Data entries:
* * * * *
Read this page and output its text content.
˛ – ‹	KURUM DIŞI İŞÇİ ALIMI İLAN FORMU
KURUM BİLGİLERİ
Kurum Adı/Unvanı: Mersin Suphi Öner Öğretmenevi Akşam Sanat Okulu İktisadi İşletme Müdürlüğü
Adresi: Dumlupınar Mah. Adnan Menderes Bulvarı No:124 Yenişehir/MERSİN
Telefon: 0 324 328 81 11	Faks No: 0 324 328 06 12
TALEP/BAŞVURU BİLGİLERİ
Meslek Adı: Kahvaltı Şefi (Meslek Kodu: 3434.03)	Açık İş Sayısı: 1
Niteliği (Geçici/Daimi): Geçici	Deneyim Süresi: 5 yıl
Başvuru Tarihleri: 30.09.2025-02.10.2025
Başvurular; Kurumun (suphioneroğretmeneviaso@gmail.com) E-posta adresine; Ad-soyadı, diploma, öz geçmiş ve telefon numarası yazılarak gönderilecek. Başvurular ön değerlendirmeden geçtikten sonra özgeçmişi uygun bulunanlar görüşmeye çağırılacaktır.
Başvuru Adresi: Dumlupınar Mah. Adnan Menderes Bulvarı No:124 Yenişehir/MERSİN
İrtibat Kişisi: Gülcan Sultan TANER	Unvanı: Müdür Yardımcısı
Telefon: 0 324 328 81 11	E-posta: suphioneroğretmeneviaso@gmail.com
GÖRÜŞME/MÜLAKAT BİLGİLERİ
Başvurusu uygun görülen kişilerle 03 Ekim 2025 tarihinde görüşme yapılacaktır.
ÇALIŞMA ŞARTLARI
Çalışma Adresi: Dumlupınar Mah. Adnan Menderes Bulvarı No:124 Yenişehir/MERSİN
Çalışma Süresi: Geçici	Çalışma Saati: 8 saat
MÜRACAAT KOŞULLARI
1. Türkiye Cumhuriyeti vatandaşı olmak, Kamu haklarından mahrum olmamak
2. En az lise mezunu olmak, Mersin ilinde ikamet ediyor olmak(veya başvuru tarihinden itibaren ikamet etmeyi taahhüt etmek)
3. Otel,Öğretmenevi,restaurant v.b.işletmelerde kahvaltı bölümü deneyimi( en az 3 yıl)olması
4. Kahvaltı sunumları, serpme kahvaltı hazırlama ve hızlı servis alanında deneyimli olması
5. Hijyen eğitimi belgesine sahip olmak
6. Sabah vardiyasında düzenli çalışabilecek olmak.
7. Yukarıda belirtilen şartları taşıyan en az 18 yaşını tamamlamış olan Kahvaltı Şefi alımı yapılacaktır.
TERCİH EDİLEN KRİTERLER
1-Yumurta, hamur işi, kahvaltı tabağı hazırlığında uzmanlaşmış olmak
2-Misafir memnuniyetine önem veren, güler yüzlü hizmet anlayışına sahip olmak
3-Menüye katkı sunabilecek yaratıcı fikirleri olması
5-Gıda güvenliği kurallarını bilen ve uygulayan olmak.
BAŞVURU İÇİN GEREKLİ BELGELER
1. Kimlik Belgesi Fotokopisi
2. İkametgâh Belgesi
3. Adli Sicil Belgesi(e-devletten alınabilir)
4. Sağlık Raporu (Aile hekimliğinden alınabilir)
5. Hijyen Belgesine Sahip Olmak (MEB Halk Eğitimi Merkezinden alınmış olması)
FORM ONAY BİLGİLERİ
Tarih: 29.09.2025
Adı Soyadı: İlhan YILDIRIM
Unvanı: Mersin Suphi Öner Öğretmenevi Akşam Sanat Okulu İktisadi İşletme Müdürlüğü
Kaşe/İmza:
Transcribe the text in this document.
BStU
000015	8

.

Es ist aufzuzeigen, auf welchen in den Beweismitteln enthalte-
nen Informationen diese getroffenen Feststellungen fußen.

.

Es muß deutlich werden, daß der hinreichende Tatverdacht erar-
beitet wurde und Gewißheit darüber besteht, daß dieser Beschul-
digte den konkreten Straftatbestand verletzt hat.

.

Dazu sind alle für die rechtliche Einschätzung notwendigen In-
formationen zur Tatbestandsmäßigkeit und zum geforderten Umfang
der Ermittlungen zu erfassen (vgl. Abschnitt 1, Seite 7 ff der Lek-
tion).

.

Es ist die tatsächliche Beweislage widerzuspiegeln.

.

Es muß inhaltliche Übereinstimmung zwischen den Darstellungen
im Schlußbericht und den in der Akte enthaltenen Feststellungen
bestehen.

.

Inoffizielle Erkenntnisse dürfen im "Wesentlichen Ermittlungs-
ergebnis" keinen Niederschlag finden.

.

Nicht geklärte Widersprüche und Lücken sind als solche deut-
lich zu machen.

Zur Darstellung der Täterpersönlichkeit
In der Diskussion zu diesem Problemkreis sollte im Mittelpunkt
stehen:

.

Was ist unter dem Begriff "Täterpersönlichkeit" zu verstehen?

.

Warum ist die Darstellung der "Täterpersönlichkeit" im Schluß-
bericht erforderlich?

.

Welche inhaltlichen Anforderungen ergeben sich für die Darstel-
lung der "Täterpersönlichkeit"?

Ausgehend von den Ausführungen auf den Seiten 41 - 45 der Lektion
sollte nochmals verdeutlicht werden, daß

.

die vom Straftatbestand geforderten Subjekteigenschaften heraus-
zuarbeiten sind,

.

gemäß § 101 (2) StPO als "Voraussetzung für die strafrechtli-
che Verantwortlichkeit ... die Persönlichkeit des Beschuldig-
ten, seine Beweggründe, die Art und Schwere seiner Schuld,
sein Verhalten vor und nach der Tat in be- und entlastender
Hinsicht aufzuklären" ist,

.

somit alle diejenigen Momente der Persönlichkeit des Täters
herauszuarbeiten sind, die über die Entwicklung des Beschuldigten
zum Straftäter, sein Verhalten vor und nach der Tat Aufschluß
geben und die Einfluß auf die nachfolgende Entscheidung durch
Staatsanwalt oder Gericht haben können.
* * * * *
**Written request**
Review the preceding data and report every line that includes the string "sind".

**Output for this exercise**
Dazu sind alle für die rechtliche Einschätzung notwendigen In-
Nicht geklärte Widersprüche und Lücken sind als solche deut-
zuarbeiten sind,
herauszuarbeiten sind, die über die Entwicklung des Beschuldigten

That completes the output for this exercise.